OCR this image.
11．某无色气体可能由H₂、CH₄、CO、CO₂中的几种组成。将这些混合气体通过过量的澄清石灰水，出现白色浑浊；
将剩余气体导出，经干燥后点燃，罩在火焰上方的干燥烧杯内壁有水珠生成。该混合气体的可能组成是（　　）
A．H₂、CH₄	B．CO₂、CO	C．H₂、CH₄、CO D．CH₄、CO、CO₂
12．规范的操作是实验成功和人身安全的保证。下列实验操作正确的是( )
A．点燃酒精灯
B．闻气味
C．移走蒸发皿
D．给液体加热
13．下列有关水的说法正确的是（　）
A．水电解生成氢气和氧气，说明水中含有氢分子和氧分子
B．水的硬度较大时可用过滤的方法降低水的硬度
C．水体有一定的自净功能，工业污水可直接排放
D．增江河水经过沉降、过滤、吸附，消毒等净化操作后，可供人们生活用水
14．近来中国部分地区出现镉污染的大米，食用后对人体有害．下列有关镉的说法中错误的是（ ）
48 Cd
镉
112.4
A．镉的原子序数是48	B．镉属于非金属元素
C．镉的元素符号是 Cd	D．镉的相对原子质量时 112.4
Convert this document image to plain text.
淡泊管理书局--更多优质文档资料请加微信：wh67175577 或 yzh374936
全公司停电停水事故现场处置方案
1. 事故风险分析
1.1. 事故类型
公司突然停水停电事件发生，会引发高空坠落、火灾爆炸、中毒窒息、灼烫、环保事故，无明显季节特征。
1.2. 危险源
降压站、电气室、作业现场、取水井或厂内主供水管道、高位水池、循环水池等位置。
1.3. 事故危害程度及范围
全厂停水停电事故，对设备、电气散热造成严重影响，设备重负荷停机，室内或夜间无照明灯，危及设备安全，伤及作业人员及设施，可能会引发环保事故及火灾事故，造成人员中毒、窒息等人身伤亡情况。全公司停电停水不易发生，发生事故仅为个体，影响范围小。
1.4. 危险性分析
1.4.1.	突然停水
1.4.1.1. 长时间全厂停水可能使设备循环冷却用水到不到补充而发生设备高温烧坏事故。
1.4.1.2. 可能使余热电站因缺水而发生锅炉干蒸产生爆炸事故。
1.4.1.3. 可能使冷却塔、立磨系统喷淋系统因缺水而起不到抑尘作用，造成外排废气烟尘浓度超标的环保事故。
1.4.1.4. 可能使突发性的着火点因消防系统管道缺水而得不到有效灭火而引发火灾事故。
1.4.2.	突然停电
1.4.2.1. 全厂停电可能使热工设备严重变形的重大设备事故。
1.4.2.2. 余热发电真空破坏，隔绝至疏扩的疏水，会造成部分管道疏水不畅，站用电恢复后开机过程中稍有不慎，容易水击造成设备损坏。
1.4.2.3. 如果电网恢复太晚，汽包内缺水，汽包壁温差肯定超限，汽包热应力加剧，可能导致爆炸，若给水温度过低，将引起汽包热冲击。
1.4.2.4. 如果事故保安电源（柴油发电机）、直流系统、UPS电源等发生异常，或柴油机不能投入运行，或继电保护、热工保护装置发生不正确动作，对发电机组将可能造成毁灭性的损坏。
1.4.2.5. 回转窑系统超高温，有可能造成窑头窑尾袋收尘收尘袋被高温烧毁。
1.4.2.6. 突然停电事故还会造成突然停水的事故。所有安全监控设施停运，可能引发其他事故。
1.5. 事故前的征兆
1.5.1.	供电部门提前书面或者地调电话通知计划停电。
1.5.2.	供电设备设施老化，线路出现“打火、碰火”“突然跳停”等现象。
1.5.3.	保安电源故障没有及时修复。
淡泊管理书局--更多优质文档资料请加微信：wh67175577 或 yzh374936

#####

Extract every line containing the string "image" from the material.

OCR this image.
Convert this document image to plain text.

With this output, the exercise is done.